2. Image versus Text
I was surprised that Murray was focused on the computer as an outgrowth of text or literary traditions, and barely mentioned the role of the image. The development of New Media seems to parallel the development of photography and film a century before. These mediums were initially conceived for documentary and informational purposes, and had trouble gaining recognition as artistic tools. People who are worried about video games making kids violent, or are in an uproar about people's assumed online identities, reminds me of the myth of people running out of the theater when seeing the first moving picture of a train.
Also, the "potato root," non linear thinking that Murray describes as characteristic of new media, seems to stem from the culture of images, which is also intimately connected to the twentieth century war traumas, and Borges' labyrinthine prose. Computer and internet technology seems to me a natural outpouring of the vast, disjointed archive of individual images that form the modern consciousness.

### DATA SUPPLIED
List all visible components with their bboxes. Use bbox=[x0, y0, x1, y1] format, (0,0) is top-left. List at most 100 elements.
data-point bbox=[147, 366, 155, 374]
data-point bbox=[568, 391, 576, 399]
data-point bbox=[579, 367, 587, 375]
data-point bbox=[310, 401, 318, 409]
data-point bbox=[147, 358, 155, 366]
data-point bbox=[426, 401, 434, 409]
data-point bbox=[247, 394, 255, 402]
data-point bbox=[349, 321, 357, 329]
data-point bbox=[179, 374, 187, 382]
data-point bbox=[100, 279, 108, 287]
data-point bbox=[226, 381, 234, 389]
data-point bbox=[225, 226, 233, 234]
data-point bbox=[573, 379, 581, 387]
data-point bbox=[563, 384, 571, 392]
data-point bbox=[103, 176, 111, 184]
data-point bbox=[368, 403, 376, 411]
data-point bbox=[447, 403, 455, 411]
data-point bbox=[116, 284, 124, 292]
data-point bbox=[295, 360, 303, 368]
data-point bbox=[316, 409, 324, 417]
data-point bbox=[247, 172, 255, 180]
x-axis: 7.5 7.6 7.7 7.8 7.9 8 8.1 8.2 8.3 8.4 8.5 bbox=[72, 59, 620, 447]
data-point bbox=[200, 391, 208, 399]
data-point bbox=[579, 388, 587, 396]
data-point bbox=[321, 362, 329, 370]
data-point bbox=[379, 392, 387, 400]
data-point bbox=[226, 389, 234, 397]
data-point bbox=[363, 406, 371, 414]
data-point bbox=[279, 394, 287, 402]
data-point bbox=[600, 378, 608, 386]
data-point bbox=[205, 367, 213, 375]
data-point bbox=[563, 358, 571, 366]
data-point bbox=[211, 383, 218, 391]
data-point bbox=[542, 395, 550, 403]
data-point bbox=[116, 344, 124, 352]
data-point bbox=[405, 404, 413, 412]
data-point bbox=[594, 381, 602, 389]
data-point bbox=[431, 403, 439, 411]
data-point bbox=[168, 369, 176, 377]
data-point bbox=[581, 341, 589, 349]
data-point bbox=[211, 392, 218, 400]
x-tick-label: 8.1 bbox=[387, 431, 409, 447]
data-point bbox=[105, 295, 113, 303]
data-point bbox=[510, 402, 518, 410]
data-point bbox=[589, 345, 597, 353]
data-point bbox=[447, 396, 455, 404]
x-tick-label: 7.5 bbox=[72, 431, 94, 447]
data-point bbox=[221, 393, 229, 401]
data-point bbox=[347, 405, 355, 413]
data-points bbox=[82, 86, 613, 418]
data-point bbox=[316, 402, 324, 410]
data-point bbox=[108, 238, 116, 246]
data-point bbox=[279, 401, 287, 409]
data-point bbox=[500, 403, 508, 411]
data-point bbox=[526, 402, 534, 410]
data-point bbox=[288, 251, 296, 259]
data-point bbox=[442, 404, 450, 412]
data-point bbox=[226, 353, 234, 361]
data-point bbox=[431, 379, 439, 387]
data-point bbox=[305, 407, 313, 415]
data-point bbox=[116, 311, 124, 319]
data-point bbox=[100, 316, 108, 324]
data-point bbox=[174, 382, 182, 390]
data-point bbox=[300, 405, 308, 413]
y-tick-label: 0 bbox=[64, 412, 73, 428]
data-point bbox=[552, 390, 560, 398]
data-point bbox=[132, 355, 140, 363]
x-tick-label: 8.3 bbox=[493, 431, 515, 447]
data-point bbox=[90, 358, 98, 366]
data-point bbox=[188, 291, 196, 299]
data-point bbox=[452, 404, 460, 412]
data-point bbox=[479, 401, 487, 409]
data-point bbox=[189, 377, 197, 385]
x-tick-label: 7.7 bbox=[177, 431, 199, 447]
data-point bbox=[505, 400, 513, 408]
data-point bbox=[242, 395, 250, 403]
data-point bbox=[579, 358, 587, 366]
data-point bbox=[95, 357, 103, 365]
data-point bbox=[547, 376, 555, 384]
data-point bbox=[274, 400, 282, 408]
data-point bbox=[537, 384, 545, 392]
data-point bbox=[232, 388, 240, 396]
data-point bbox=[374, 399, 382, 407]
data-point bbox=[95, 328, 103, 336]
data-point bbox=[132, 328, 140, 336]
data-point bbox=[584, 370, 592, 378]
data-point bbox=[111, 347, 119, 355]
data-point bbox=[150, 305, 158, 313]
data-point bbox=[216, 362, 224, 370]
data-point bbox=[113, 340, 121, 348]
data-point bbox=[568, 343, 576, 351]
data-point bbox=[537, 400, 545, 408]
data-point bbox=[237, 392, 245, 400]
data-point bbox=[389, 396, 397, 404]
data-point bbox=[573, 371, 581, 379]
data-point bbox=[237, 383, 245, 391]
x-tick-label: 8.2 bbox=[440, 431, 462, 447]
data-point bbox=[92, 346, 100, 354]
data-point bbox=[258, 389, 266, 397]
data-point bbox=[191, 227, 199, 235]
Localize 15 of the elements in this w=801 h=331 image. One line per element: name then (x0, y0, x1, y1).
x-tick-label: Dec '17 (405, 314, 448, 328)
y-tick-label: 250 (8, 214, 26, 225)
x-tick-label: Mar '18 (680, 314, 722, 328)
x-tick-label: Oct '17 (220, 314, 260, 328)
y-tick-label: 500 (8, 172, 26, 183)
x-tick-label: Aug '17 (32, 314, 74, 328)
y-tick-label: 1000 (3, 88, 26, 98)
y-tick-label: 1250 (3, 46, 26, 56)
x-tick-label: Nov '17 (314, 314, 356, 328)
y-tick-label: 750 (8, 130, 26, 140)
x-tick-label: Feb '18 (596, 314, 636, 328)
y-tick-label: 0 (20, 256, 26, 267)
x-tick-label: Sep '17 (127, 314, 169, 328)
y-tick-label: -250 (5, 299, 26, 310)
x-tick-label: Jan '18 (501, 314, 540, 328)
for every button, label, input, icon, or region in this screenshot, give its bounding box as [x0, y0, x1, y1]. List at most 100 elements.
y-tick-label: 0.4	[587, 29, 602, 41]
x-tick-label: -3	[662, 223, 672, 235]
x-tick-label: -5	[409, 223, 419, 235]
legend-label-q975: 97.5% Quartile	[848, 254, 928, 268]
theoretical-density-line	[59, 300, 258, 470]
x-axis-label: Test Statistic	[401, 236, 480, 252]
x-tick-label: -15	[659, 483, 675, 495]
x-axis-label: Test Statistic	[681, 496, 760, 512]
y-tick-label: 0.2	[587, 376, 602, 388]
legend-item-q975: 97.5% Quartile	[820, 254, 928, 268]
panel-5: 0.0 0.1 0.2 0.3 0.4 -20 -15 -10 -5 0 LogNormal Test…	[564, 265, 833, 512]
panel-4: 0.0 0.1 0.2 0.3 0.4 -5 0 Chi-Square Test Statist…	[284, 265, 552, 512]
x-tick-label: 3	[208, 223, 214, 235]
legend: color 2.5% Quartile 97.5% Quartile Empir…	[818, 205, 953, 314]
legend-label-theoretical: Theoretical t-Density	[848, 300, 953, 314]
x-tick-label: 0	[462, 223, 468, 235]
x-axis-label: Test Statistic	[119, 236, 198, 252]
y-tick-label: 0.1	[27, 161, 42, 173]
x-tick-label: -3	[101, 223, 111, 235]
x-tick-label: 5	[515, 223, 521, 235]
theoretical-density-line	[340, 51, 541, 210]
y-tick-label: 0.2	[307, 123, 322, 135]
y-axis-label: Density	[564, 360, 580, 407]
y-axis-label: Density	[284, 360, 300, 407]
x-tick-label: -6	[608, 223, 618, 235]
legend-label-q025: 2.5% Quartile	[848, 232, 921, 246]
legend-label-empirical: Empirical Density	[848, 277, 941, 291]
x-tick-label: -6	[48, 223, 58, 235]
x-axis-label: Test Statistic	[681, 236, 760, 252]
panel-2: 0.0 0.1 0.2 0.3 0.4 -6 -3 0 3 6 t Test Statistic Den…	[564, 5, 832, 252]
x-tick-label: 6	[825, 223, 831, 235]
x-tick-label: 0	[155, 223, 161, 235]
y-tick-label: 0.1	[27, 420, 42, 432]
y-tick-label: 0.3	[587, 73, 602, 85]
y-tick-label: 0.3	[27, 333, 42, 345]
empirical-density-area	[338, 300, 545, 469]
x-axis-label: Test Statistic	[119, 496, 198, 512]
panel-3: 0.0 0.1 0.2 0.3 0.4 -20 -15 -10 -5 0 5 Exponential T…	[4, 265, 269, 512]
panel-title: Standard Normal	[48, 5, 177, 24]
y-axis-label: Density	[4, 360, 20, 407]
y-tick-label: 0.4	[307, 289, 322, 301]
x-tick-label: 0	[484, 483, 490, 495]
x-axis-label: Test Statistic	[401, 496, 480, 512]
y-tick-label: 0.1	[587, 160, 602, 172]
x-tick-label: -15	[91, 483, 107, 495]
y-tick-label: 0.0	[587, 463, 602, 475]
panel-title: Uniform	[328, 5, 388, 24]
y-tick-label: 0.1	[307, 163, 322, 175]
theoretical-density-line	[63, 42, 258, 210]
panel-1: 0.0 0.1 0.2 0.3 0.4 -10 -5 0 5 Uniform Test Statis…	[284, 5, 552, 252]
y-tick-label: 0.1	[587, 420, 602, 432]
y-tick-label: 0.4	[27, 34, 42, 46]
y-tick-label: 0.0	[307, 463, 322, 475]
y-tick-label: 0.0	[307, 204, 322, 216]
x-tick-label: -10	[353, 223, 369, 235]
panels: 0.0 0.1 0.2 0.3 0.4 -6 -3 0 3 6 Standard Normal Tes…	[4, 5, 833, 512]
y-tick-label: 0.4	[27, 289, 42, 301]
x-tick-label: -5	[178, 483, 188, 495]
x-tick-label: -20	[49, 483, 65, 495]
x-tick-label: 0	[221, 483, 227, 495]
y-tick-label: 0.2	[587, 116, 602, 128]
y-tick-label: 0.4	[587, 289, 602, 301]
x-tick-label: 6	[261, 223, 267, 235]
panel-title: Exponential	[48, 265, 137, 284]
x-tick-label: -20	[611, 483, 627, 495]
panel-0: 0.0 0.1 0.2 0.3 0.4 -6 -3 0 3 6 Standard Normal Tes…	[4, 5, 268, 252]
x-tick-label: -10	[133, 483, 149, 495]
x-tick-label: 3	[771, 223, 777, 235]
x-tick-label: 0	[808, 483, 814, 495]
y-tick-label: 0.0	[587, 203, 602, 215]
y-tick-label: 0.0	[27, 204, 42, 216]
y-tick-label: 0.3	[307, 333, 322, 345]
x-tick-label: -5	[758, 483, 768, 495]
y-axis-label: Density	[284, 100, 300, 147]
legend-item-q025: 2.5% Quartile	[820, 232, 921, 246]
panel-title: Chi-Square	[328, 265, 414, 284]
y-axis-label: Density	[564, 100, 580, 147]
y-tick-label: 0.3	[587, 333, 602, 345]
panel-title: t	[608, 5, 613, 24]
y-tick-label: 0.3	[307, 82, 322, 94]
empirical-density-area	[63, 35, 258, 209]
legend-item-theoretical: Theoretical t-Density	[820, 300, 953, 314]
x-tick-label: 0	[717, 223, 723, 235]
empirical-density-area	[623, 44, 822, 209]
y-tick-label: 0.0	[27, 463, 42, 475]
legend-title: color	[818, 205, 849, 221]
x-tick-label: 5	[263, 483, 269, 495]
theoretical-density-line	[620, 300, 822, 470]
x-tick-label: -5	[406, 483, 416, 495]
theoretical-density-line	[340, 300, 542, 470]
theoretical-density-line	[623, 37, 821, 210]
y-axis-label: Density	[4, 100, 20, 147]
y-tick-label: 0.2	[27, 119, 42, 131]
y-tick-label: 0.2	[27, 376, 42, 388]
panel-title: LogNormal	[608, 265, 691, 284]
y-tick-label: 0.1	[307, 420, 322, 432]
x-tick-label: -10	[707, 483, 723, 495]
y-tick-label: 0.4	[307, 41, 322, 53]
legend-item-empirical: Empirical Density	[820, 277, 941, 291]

### TASK REQUIREMENTS
1. Using the passage on image versus text, decide whether each statement below agrees with it. Answer yes or no for each, and quote the deciding words.
(a) Murray gave the image a central place in her account of the computer.
(b) Photography and film were first conceived for documentary and informational purposes.
(c) The writer ties the culture of images to Borges' prose.
2. According to the passage on image versus text, what does the development of New Media seem to parallel?
3. Carry on writing the passage on image versus text from its last sentence.

### EXERCISE ANSWERS
1.
(a) No: "barely mentioned the role of the image."
(b) Yes: "These mediums were initially conceived for documentary and informational purposes."
(c) Yes: "the culture of images, which is also intimately connected to the twentieth century war traumas, and Borges' labyrinthine prose."

2. It seems to parallel the development of photography and film a century before.

3.
3. Personal Inspiration
Of course, "The Guild" was inspiring in its low budget production and subsequent success. I have always had a secret dream of being a controversial youtube celebrity. All I need is a gimmick and a thick skin. Maybe internet stardom should be my semester goal.
Also as someone who has worked on internet archives, I have been thinking about the artistic possibility of the archive. The thin membrane between information and fantasy on the internet makes this idea more appealing. An archive could be used to tell a fictional narrative, and it's circular, non narrative format could make it more convincing and all encompassing, like a Borges Labyrinth.